EXTRACTED INFORMATION.
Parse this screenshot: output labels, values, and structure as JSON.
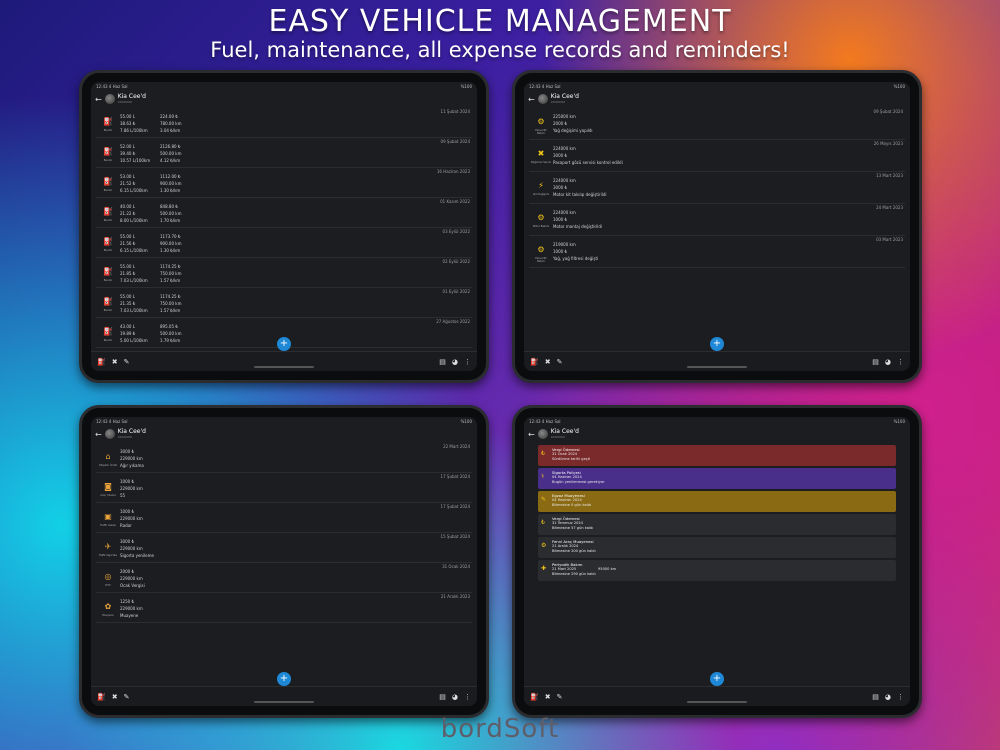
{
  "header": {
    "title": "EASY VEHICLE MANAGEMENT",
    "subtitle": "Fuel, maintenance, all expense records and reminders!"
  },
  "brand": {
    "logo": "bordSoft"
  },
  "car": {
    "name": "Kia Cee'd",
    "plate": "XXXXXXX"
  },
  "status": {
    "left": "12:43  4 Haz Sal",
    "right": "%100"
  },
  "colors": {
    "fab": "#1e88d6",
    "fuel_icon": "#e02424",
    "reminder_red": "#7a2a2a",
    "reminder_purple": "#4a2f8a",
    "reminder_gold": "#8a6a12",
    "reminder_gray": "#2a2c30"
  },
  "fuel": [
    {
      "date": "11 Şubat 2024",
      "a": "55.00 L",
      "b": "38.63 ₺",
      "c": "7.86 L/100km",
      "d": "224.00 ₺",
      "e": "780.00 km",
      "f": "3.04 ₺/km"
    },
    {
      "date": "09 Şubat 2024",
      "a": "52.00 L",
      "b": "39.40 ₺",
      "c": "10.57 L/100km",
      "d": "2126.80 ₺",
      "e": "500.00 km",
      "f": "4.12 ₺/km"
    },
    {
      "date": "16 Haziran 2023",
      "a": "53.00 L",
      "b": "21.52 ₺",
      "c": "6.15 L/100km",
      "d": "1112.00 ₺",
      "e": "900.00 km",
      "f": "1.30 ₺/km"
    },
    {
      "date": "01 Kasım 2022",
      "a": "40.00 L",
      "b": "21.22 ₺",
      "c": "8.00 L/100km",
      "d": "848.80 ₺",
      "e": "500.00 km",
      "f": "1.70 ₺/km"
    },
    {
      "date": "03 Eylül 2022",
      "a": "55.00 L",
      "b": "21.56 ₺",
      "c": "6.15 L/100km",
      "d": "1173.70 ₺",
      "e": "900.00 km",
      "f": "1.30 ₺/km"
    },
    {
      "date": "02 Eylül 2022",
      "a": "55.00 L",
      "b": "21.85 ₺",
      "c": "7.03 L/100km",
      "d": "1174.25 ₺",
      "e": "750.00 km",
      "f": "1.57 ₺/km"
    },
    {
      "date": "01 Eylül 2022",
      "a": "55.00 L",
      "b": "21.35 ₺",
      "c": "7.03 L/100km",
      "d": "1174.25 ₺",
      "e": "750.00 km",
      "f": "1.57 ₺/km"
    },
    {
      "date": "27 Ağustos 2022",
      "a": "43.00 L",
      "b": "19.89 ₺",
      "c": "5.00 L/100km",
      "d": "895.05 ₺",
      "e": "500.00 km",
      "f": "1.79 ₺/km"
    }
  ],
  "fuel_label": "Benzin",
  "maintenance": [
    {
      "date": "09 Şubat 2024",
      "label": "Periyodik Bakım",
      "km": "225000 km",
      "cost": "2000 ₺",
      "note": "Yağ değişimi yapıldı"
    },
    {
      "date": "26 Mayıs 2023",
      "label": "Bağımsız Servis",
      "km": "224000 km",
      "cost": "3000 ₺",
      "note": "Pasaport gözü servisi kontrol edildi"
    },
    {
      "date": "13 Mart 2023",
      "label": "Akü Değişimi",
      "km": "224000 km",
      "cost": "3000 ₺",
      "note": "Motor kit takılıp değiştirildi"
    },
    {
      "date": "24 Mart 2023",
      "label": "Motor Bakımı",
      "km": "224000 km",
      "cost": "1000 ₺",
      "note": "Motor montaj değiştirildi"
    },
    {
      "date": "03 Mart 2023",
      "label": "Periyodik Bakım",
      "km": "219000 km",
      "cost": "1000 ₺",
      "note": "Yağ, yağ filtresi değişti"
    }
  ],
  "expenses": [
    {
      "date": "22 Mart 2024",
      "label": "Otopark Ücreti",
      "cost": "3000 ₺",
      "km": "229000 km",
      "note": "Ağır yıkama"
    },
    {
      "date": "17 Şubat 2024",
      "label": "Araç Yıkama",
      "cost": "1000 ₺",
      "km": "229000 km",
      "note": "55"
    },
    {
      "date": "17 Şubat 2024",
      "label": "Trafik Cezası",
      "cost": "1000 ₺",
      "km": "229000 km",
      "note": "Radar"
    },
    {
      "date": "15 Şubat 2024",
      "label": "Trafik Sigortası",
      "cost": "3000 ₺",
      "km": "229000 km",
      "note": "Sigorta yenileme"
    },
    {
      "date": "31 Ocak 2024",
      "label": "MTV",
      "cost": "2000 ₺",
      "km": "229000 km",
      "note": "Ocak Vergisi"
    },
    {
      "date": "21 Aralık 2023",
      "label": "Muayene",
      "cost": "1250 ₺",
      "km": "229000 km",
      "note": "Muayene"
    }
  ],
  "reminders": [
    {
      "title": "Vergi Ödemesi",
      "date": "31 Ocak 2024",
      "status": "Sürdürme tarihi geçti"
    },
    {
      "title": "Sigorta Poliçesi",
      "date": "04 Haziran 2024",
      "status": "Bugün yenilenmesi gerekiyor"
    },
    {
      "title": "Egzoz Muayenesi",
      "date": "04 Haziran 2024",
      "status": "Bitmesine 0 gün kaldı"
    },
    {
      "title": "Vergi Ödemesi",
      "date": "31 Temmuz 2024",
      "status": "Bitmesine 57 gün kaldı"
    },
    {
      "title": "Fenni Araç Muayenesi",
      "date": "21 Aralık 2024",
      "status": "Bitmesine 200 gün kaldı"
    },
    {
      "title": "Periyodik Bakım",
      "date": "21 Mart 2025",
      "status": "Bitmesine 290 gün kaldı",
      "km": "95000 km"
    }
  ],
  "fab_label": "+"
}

==

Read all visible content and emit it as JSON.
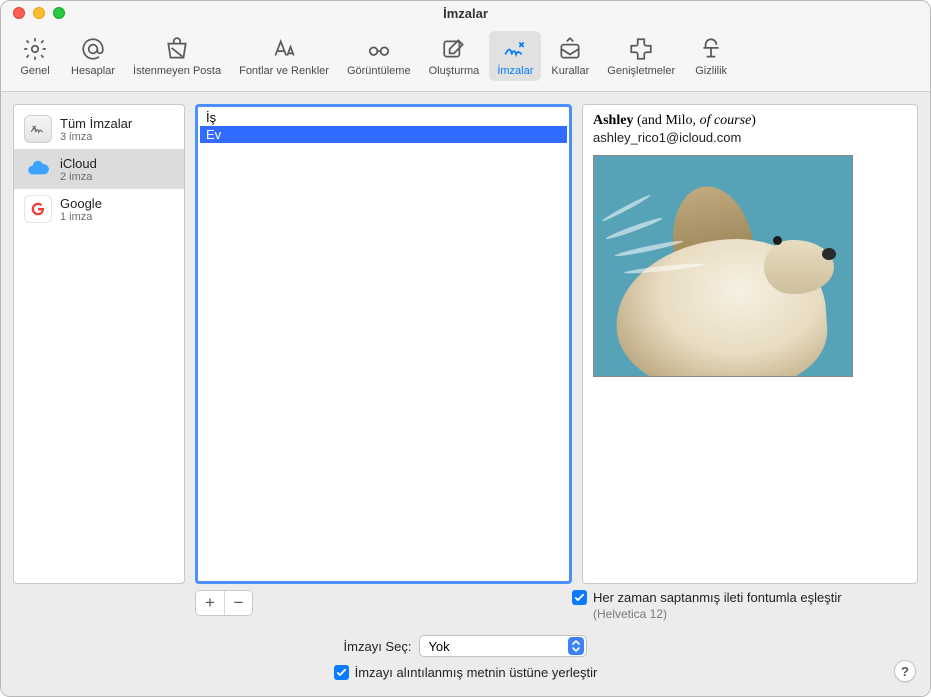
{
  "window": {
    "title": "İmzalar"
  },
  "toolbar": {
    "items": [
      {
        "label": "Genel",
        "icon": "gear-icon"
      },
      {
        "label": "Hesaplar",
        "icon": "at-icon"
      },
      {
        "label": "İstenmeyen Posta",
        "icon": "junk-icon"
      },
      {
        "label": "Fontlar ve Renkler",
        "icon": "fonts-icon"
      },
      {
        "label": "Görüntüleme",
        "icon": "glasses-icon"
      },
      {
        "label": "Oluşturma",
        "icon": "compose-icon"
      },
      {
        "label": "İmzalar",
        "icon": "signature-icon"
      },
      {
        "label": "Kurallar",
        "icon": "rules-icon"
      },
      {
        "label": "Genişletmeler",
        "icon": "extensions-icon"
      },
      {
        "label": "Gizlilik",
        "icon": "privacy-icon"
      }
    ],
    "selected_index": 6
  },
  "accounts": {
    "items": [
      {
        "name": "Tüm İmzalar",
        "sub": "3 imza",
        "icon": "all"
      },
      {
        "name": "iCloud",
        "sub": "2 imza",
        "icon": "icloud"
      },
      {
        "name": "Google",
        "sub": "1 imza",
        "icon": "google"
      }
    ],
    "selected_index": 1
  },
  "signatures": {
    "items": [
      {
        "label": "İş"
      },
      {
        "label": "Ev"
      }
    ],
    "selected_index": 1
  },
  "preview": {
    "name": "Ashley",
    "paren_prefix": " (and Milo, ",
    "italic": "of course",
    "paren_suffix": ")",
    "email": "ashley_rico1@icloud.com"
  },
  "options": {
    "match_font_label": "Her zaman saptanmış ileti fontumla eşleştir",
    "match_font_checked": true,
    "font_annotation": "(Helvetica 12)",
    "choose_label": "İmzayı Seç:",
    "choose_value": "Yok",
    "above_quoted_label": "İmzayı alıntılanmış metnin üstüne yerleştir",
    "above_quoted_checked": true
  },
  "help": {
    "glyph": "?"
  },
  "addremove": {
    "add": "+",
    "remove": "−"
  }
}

--

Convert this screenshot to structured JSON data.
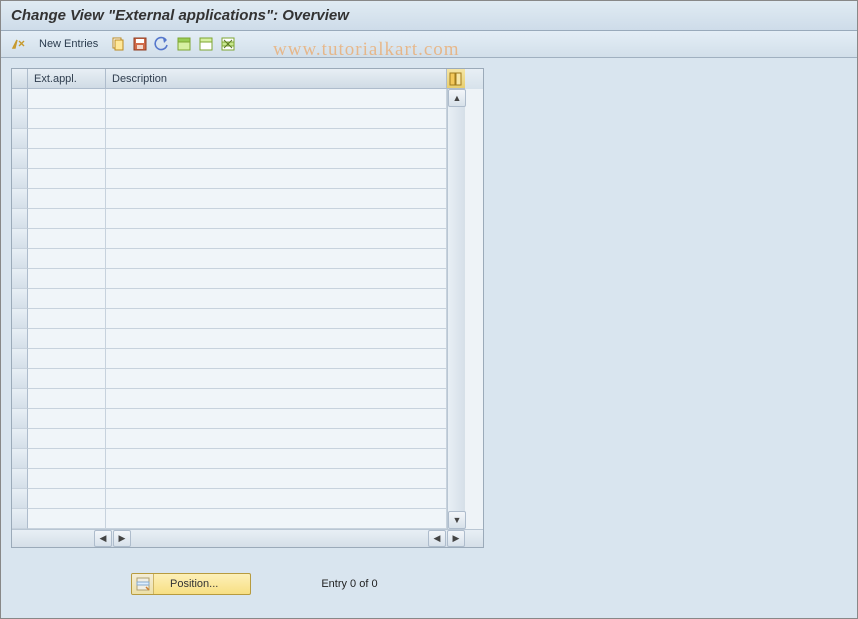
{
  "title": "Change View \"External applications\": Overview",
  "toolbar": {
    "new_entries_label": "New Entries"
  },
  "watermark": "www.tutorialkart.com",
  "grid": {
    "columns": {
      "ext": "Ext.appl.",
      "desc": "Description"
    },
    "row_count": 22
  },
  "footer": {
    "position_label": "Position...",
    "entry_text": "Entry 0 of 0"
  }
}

INSTRUCTIONS TO FOLLOW. Pull out every line in the material above where "status" occurs.

TASK RESULT.
  "status": {
      "status": "Sürdürme tarihi geçti"
      "status": "Bugün yenilenmesi gerekiyor"
      "status": "Bitmesine 0 gün kaldı"
      "status": "Bitmesine 57 gün kaldı"
      "status": "Bitmesine 200 gün kaldı"
      "status": "Bitmesine 290 gün kaldı",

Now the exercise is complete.